Data for processing:

▼▼▼

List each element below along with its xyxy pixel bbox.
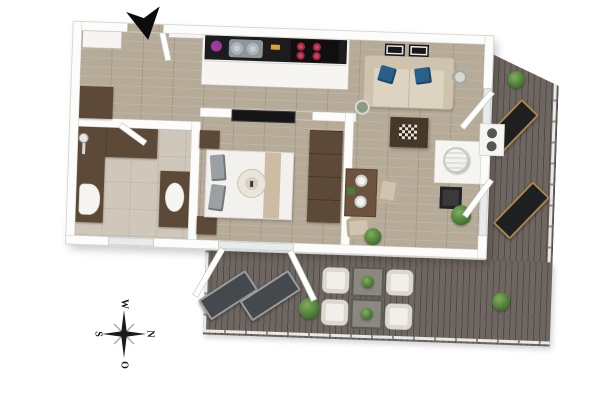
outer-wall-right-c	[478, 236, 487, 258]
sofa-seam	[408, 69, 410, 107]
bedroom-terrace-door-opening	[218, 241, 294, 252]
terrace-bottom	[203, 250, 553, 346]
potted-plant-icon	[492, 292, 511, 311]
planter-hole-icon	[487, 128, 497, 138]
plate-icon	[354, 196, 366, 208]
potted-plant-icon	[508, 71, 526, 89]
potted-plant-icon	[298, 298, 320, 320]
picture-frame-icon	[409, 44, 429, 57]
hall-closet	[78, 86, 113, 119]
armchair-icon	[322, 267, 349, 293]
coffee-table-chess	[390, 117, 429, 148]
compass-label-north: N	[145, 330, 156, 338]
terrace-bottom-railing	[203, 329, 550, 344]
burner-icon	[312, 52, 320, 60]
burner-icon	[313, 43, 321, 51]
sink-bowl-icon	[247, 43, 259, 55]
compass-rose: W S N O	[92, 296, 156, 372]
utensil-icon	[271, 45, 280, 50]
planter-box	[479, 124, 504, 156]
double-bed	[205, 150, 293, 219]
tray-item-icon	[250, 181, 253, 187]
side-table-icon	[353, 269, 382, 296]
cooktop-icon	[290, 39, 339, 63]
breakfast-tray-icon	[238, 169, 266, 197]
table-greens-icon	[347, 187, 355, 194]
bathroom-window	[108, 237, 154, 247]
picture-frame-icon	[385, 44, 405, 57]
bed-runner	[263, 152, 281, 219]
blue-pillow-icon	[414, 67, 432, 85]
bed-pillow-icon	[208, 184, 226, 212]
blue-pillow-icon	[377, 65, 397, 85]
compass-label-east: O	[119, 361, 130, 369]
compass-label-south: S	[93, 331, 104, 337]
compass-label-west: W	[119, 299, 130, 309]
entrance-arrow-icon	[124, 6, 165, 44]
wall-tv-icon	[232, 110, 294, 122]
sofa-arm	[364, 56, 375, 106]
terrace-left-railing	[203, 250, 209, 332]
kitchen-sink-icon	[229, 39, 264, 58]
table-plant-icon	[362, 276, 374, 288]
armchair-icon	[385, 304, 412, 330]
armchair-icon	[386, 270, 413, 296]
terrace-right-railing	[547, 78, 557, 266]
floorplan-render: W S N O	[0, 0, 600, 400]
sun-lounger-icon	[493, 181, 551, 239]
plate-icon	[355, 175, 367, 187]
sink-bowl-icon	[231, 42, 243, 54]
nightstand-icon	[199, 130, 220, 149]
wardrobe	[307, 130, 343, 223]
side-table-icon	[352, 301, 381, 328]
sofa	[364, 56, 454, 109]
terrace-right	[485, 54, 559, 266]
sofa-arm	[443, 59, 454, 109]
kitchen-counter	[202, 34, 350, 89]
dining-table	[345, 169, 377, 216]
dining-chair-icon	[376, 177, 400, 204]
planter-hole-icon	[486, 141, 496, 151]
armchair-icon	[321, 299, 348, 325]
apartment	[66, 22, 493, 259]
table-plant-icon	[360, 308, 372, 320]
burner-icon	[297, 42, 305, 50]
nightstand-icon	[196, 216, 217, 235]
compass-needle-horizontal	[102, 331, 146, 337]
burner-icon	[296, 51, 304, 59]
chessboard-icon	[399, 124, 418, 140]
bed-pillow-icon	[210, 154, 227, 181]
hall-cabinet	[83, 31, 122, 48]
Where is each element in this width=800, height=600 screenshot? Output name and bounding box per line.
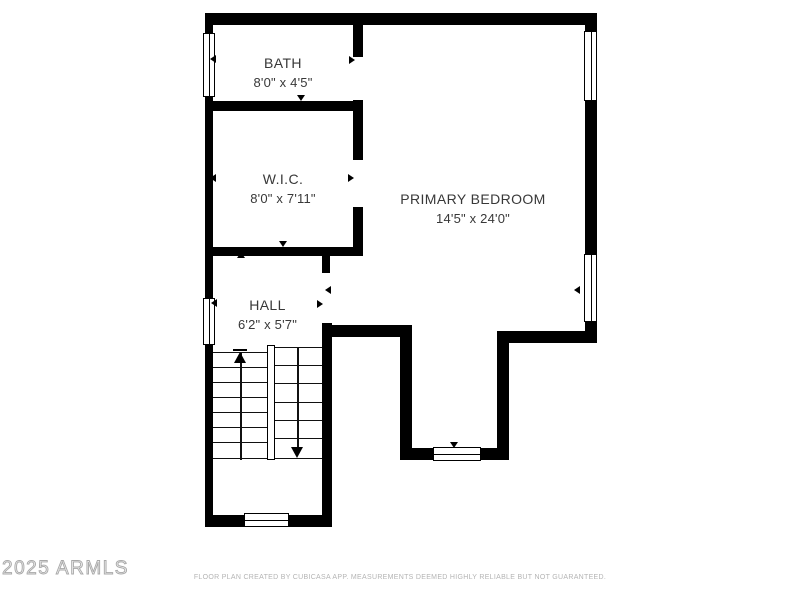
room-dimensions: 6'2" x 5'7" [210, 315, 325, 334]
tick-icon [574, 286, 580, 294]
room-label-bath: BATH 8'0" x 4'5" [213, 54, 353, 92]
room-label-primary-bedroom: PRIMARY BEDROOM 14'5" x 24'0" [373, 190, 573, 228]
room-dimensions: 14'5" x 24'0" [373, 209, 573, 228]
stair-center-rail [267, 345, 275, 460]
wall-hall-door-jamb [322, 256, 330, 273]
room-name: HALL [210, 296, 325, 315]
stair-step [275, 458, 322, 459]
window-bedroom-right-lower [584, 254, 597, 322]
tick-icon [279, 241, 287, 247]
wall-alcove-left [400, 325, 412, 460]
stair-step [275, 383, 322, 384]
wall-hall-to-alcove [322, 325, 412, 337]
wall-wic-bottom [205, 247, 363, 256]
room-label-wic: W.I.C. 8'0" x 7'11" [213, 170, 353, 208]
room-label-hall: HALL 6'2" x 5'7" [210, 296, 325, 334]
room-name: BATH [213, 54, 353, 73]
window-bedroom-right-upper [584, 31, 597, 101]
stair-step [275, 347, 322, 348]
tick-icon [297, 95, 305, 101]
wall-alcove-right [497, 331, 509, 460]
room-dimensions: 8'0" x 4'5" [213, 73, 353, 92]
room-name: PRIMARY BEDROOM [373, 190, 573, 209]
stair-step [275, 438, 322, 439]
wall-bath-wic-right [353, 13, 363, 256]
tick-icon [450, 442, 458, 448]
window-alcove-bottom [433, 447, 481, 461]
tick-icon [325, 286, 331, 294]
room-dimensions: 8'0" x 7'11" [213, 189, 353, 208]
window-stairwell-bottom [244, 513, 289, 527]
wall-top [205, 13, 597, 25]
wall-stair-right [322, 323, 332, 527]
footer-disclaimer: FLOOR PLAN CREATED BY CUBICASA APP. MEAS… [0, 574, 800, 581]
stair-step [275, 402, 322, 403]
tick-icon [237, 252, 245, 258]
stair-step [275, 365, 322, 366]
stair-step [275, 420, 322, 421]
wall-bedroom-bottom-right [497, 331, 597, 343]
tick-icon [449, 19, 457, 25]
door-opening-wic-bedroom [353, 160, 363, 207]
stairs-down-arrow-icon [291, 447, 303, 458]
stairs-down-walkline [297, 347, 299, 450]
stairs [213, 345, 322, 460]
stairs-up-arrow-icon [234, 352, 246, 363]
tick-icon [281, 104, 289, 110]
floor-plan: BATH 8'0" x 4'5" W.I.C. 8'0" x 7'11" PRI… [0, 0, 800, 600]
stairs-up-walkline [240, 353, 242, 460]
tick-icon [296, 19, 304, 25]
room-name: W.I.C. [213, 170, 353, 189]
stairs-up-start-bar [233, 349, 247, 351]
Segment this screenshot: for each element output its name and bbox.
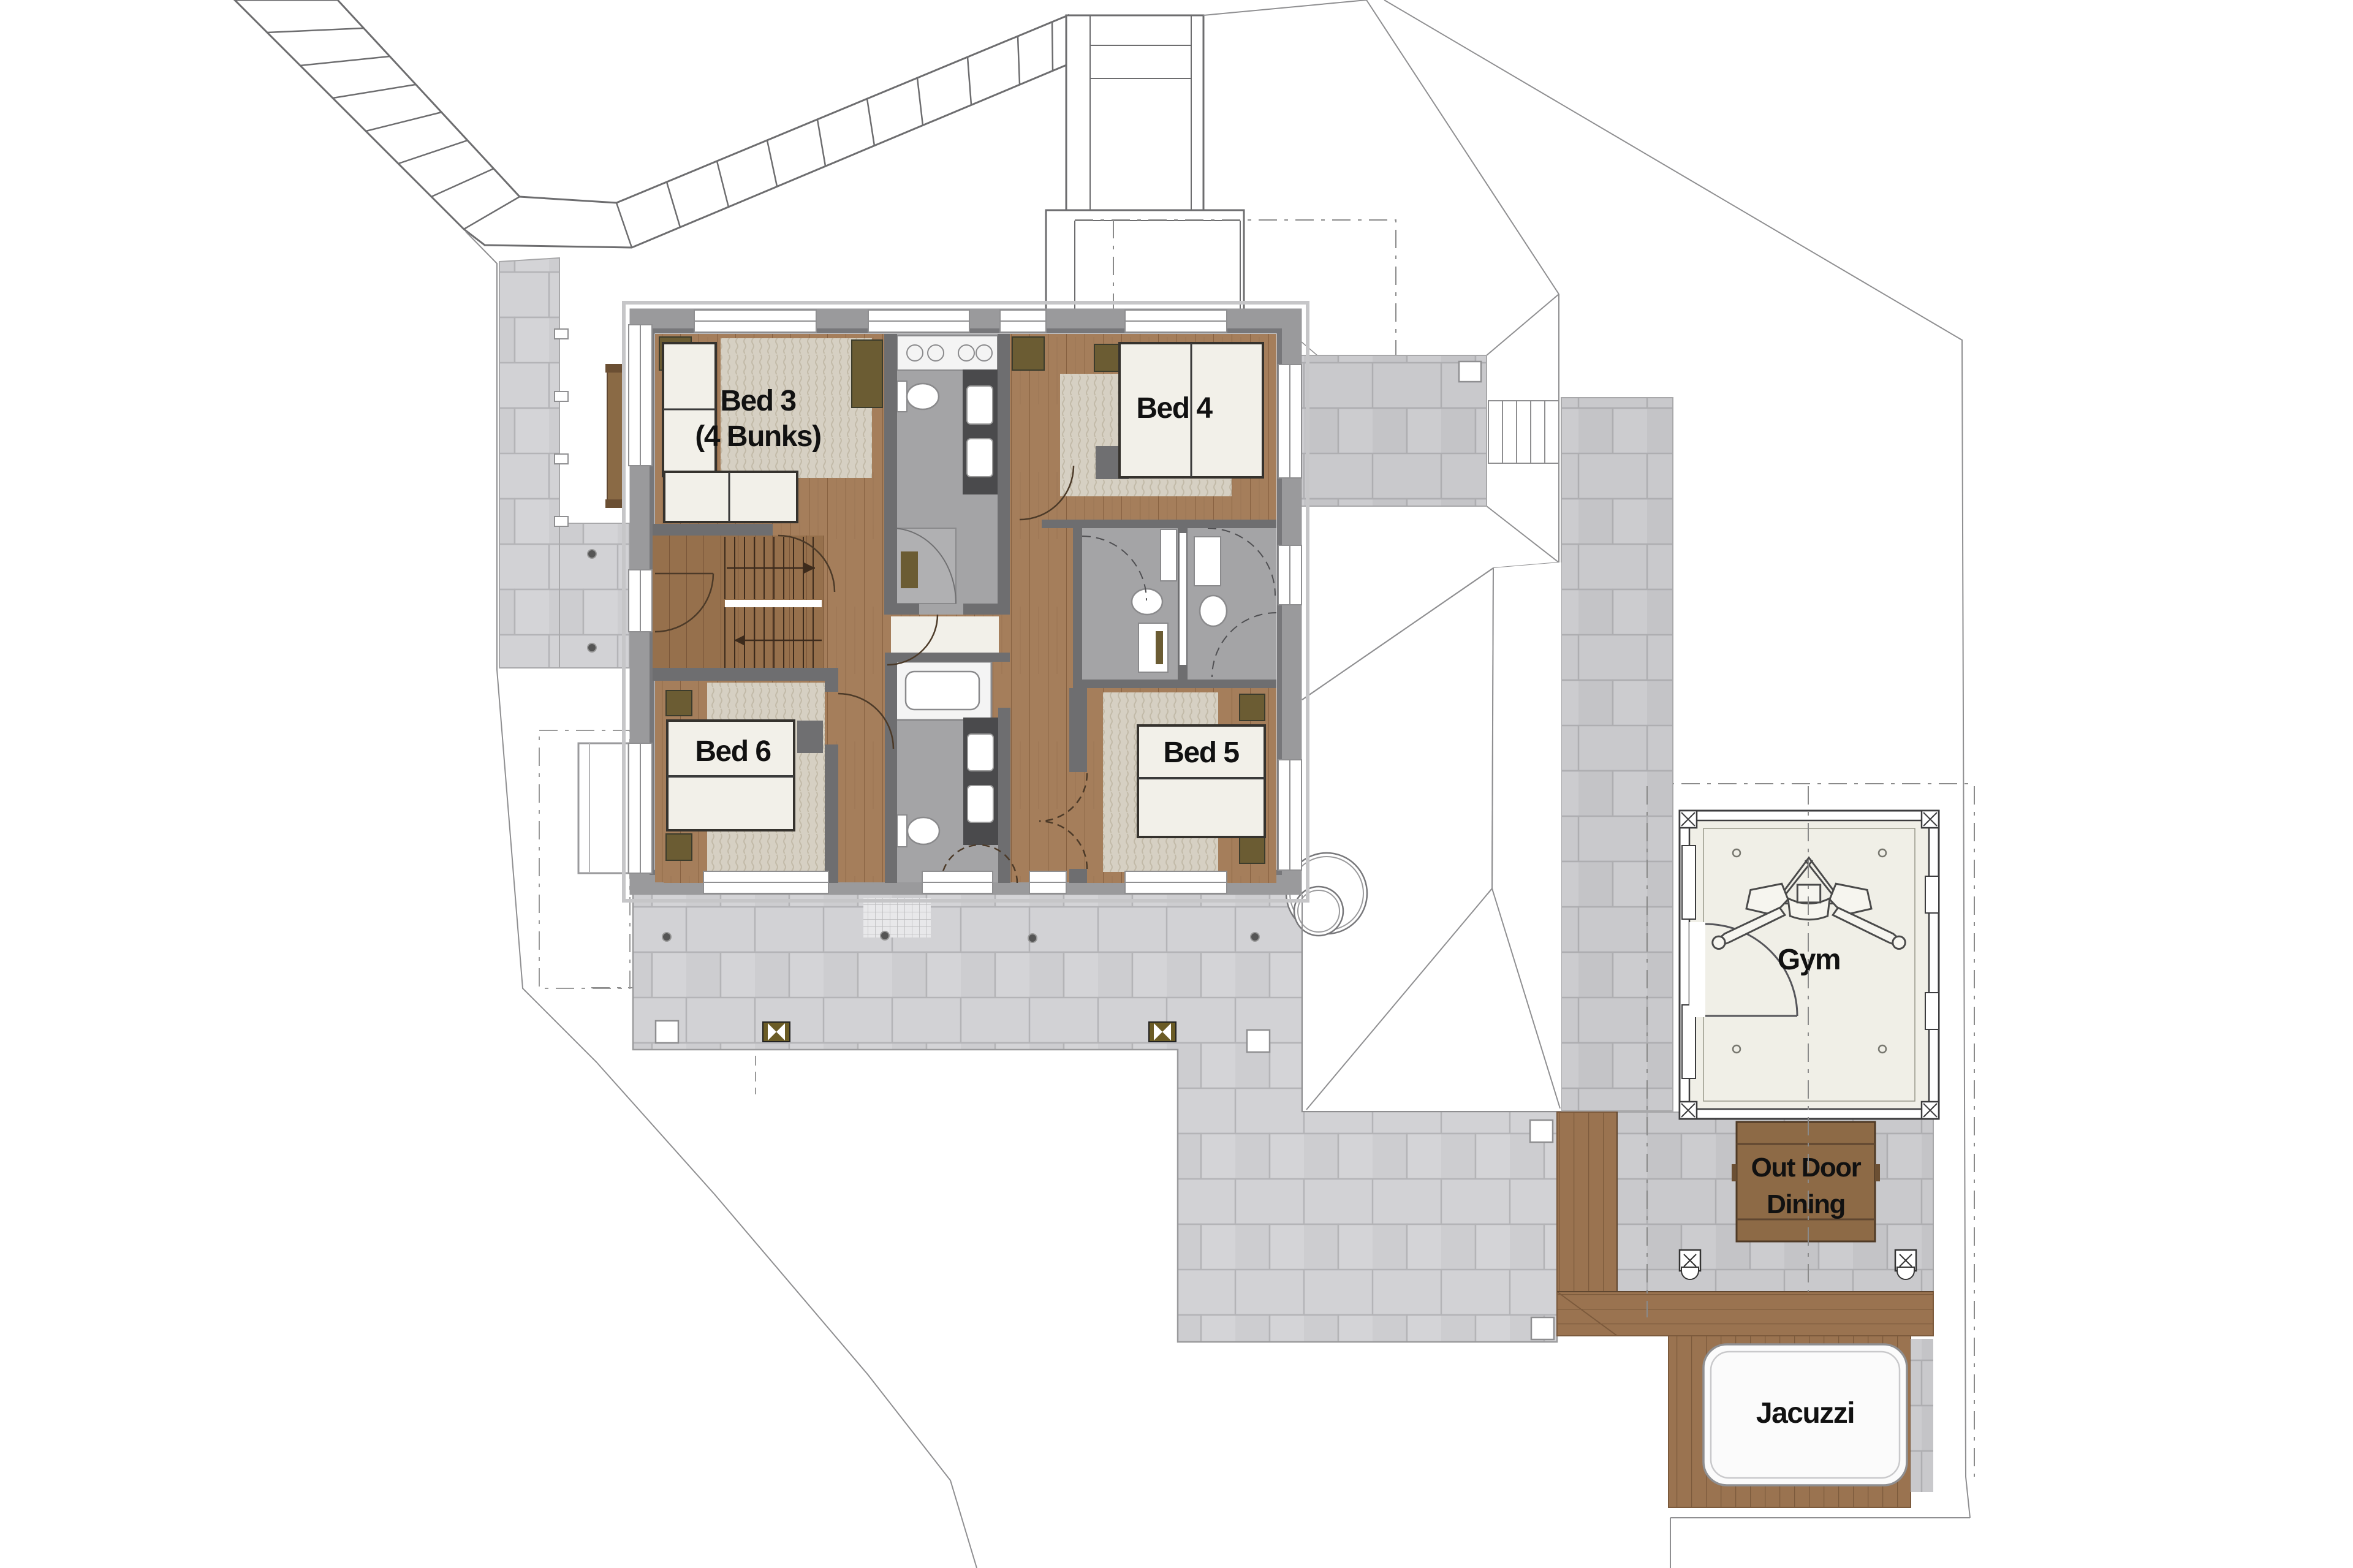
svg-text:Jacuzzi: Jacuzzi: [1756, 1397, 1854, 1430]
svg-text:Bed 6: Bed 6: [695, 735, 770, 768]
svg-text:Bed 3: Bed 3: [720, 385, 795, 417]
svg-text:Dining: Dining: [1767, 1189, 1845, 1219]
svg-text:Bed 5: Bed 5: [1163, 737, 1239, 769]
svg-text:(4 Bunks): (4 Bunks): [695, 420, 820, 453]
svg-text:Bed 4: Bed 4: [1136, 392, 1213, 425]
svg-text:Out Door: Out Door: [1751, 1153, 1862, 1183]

▲▲▲

Recast the lines from the one containing "236, 487, 258]" through the one containing "floorplan-render: W S" as a numbered list, dropping any blank lines.

Answer to this task:
1. outer-wall-right-c	[478, 236, 487, 258]
2. sofa-seam	[408, 69, 410, 107]
3. bedroom-terrace-door-opening	[218, 241, 294, 252]
4. terrace-bottom	[203, 250, 553, 346]
5. potted-plant-icon	[492, 292, 511, 311]
6. planter-hole-icon	[487, 128, 497, 138]
7. plate-icon	[354, 196, 366, 208]
8. potted-plant-icon	[508, 71, 526, 89]
9. potted-plant-icon	[298, 298, 320, 320]
10. picture-frame-icon	[409, 44, 429, 57]
11. hall-closet	[78, 86, 113, 119]
12. armchair-icon	[322, 267, 349, 293]
13. coffee-table-chess	[390, 117, 429, 148]
14. compass-label-north: N	[145, 330, 156, 338]
15. terrace-bottom-railing	[203, 329, 550, 344]
16. burner-icon	[312, 52, 320, 60]
17. burner-icon	[313, 43, 321, 51]
18. sink-bowl-icon	[247, 43, 259, 55]
19. compass-rose: W S N O	[92, 296, 156, 372]
20. utensil-icon	[271, 45, 280, 50]
21. planter-box	[479, 124, 504, 156]
22. double-bed	[205, 150, 293, 219]
23. tray-item-icon	[250, 181, 253, 187]
24. side-table-icon	[353, 269, 382, 296]
25. cooktop-icon	[290, 39, 339, 63]
26. breakfast-tray-icon	[238, 169, 266, 197]
27. table-greens-icon	[347, 187, 355, 194]
28. bathroom-window	[108, 237, 154, 247]
29. picture-frame-icon	[385, 44, 405, 57]
30. bed-runner	[263, 152, 281, 219]
31. blue-pillow-icon	[414, 67, 432, 85]
32. bed-pillow-icon	[208, 184, 226, 212]
33. blue-pillow-icon	[377, 65, 397, 85]
34. compass-label-east: O	[119, 361, 130, 369]
35. compass-label-south: S	[93, 331, 104, 337]
36. compass-label-west: W	[119, 299, 130, 309]
37. entrance-arrow-icon	[124, 6, 165, 44]
38. wall-tv-icon	[232, 110, 294, 122]
39. sofa-arm	[364, 56, 375, 106]
40. terrace-left-railing	[203, 250, 209, 332]
41. kitchen-sink-icon	[229, 39, 264, 58]
42. table-plant-icon	[362, 276, 374, 288]
43. armchair-icon	[385, 304, 412, 330]
44. armchair-icon	[386, 270, 413, 296]
45. terrace-right-railing	[547, 78, 557, 266]
46. floorplan-render: W S N O	[0, 0, 600, 400]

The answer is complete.